** SET PROBLEM **
Look through the listing and locate every line containing the word "more"; copy those lines.

** INPUT MATERIAL **
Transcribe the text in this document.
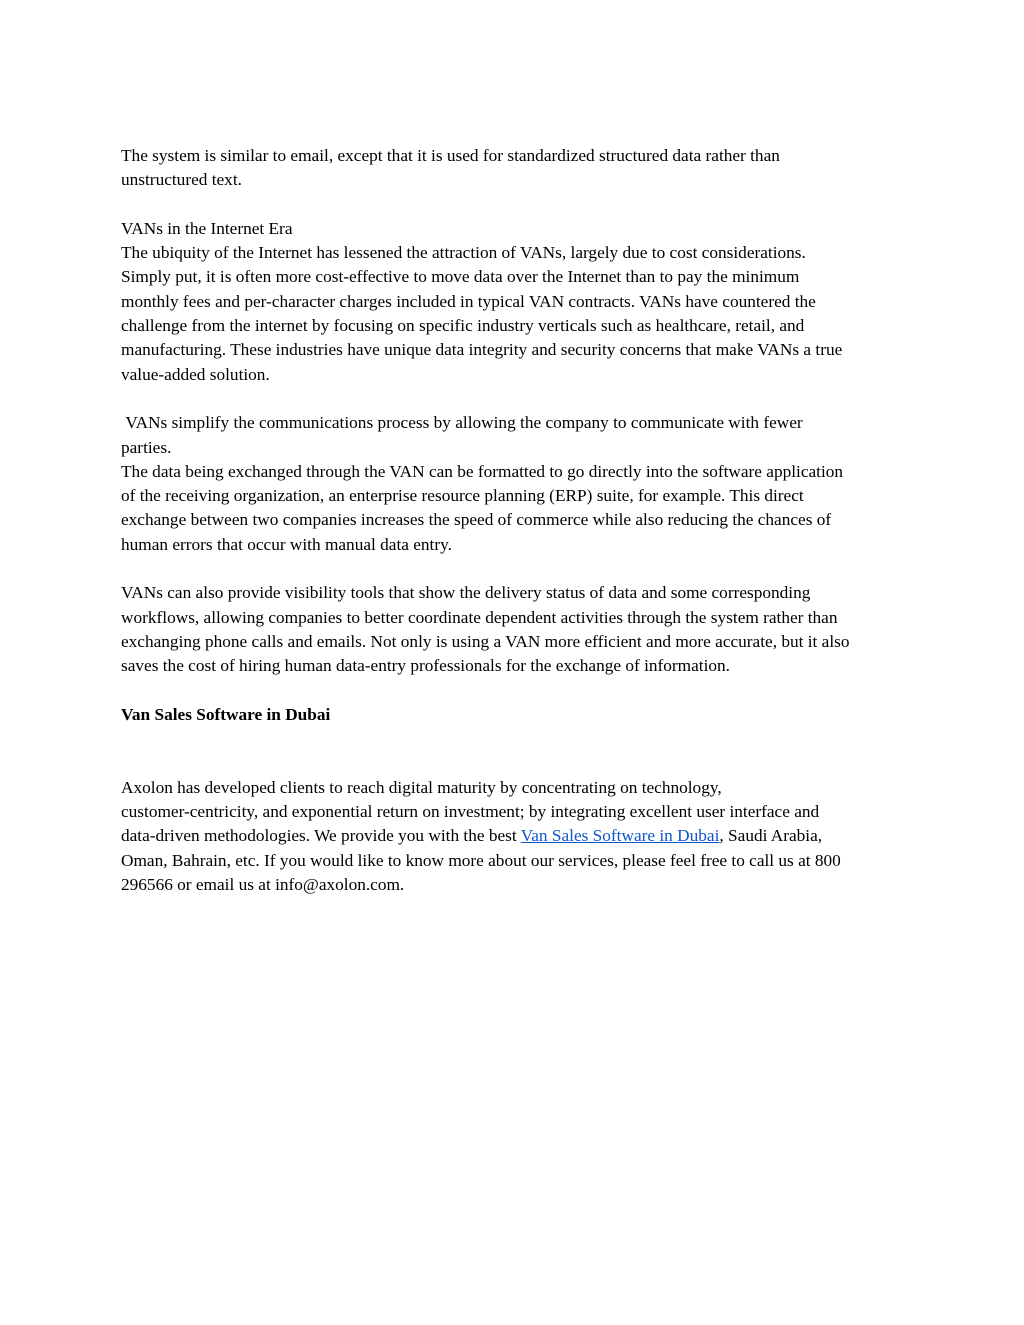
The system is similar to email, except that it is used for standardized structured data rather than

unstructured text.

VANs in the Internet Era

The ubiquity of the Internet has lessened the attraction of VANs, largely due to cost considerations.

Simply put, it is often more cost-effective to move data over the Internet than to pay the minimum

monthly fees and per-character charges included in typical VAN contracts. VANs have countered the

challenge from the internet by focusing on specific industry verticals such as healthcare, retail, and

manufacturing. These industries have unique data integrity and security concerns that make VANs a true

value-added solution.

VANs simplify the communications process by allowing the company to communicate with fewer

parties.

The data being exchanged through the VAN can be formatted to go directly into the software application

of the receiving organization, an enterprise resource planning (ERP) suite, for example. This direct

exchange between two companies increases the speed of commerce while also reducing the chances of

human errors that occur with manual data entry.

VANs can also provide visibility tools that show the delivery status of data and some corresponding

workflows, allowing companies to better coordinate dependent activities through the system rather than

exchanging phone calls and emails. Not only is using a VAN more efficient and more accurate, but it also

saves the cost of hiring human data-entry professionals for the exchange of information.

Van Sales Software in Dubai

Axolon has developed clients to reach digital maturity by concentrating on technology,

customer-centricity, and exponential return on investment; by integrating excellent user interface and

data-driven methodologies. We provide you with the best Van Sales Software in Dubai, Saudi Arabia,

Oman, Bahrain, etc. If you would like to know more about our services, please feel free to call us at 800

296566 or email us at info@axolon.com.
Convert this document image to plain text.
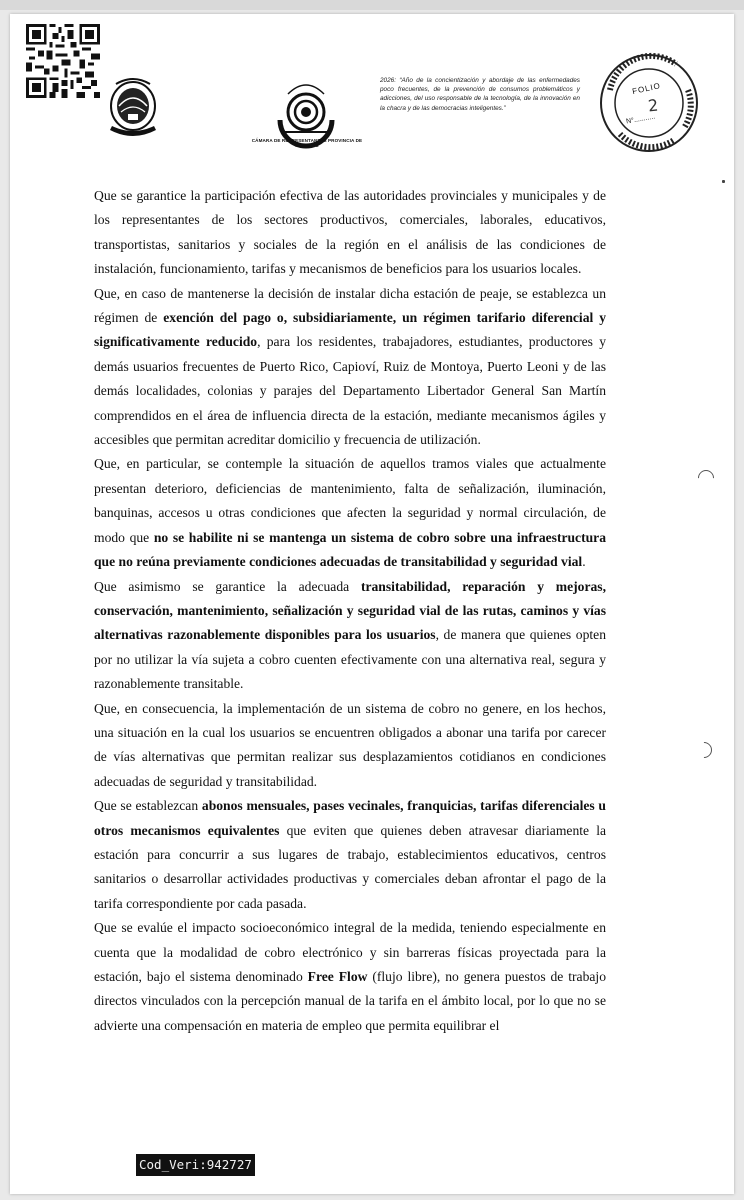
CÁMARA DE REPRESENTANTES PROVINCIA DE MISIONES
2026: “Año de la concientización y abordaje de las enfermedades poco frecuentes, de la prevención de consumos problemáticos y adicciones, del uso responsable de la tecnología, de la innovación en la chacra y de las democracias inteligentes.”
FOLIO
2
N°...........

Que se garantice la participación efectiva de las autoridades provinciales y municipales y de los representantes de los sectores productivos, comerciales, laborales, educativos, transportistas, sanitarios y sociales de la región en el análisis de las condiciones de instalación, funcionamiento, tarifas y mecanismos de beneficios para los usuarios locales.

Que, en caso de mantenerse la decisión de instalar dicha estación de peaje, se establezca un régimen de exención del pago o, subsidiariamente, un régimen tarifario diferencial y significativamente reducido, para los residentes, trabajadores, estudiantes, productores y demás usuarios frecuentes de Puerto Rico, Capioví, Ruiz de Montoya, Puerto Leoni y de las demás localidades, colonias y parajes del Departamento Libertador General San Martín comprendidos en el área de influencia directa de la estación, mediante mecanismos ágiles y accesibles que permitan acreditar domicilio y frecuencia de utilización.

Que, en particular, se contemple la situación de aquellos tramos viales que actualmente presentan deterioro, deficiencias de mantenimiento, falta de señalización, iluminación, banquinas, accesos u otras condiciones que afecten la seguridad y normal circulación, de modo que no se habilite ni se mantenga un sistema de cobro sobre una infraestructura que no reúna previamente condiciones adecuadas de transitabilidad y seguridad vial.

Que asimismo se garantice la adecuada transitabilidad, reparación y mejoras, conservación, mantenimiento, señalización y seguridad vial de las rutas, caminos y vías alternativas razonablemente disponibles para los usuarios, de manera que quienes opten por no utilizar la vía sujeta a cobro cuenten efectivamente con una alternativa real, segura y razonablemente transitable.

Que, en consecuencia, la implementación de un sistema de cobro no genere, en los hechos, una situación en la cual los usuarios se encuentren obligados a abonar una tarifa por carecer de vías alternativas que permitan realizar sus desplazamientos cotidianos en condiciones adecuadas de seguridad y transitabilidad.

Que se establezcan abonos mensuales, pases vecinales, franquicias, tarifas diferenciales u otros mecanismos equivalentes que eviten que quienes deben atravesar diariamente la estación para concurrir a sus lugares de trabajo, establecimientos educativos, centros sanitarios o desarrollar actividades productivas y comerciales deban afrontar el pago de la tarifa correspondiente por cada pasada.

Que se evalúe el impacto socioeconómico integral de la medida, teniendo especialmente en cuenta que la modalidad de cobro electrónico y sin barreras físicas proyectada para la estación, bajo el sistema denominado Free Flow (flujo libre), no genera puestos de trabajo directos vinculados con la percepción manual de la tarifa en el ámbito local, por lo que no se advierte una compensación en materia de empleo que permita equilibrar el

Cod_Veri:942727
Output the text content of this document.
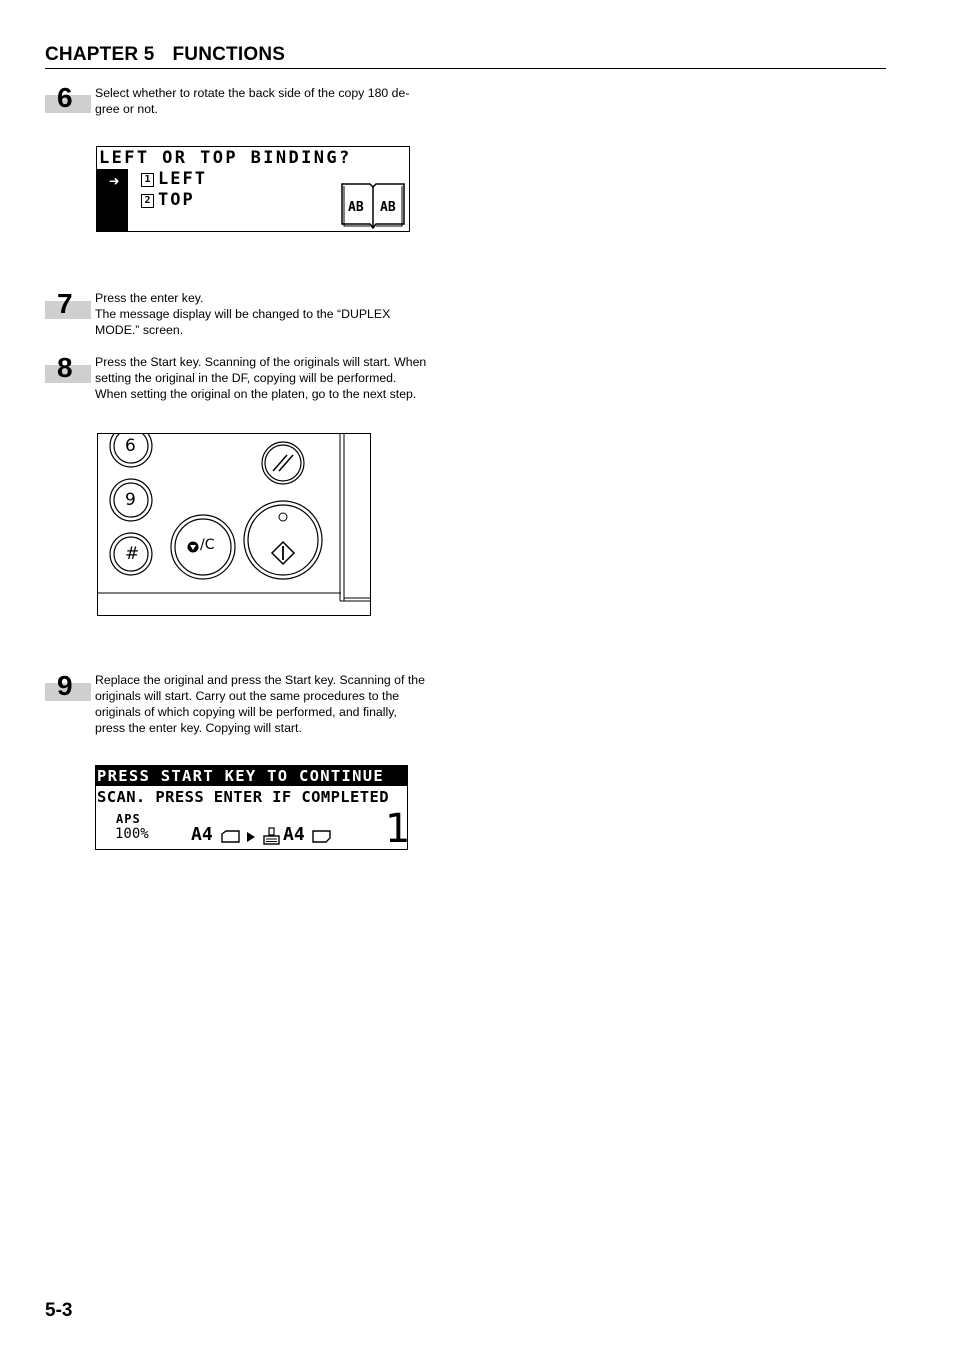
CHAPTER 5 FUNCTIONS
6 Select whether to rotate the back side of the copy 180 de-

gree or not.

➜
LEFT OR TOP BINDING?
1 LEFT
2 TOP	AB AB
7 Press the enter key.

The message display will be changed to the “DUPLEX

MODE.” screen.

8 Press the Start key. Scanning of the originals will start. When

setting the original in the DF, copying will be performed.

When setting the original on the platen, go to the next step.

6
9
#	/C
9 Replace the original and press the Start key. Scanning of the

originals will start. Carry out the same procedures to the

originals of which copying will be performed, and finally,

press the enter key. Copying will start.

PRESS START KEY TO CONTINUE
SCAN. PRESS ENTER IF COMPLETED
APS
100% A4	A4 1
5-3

==

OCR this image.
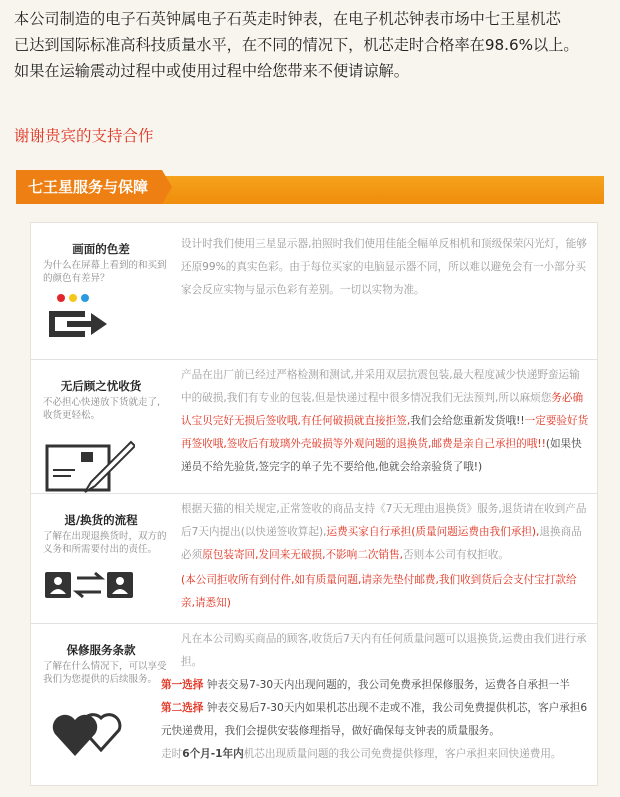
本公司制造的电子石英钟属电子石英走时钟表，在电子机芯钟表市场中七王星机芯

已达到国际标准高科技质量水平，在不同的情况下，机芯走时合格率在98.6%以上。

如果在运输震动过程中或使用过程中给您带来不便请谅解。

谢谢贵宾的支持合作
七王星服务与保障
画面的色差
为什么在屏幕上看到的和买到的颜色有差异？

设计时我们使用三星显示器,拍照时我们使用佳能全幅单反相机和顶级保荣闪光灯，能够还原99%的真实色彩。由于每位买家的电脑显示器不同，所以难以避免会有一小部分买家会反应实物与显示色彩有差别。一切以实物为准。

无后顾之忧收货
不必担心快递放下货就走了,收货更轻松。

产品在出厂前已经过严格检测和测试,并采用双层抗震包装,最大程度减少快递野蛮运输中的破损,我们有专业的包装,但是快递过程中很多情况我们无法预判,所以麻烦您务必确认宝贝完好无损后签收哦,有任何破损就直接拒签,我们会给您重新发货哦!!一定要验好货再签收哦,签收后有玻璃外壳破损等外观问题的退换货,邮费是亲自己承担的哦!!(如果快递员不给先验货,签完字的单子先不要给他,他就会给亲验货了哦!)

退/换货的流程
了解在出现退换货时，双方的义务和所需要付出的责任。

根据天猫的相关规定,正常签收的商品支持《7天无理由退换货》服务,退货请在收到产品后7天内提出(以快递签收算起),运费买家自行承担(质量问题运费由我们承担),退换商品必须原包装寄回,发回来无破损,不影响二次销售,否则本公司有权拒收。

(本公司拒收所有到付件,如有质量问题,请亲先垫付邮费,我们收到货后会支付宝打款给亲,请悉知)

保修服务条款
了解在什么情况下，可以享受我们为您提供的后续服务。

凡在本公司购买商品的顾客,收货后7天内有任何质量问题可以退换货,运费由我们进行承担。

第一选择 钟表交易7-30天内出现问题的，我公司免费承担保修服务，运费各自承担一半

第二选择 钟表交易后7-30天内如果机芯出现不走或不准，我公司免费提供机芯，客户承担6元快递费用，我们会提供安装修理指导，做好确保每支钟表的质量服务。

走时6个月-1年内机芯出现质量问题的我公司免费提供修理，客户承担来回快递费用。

==

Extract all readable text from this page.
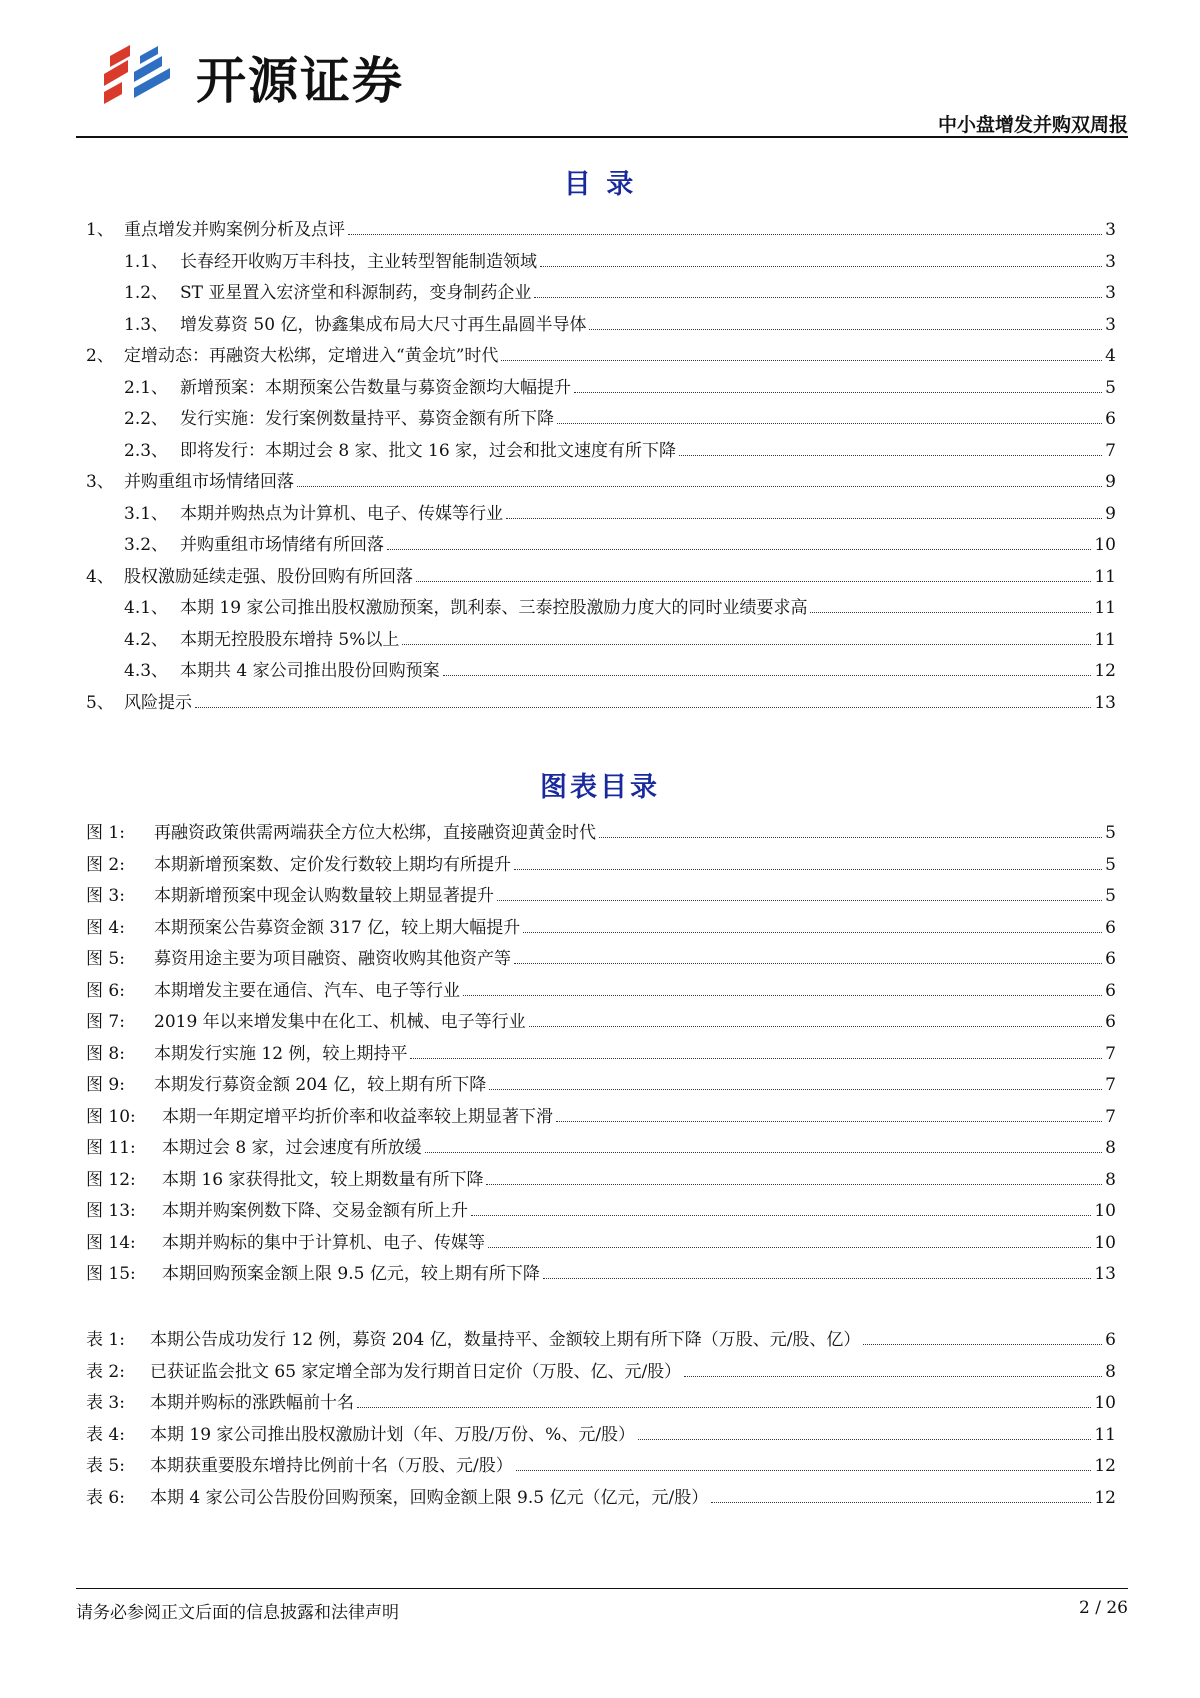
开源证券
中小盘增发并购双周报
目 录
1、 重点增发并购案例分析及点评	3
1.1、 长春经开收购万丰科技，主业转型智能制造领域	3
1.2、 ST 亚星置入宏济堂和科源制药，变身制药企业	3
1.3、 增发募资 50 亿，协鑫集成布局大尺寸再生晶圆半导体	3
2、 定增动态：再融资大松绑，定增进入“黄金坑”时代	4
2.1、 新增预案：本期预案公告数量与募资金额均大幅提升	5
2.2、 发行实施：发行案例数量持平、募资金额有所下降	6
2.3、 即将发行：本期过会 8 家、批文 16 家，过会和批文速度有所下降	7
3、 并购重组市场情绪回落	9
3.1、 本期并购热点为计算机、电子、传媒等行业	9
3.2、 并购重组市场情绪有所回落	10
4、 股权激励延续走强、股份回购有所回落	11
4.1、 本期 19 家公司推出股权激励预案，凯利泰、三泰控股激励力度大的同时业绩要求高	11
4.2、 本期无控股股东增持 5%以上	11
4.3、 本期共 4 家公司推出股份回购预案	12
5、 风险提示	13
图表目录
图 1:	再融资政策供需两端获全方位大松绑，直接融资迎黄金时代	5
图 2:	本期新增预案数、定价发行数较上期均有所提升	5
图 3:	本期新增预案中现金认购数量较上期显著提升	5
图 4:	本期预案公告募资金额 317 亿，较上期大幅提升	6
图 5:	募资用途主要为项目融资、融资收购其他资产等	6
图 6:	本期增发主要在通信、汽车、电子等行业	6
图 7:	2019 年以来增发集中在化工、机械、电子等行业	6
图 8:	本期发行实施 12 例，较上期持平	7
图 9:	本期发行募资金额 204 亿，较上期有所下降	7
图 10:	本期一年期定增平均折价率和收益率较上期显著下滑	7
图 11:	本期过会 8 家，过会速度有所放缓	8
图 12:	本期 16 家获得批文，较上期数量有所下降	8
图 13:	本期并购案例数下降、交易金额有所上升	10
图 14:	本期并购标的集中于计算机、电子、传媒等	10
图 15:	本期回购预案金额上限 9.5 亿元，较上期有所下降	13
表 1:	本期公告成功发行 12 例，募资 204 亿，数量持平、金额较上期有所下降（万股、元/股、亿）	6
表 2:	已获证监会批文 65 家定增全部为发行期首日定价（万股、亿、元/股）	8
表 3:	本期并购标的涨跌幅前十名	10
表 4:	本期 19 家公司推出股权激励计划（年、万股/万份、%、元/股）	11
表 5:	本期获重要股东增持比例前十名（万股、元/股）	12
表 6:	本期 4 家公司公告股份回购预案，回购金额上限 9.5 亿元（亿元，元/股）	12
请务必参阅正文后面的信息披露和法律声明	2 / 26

** EXPECTED OUTPUT **
Simply put, it is often more cost-effective to move data over the Internet than to pay the minimum
exchanging phone calls and emails. Not only is using a VAN more efficient and more accurate, but it also
Oman, Bahrain, etc. If you would like to know more about our services, please feel free to call us at 800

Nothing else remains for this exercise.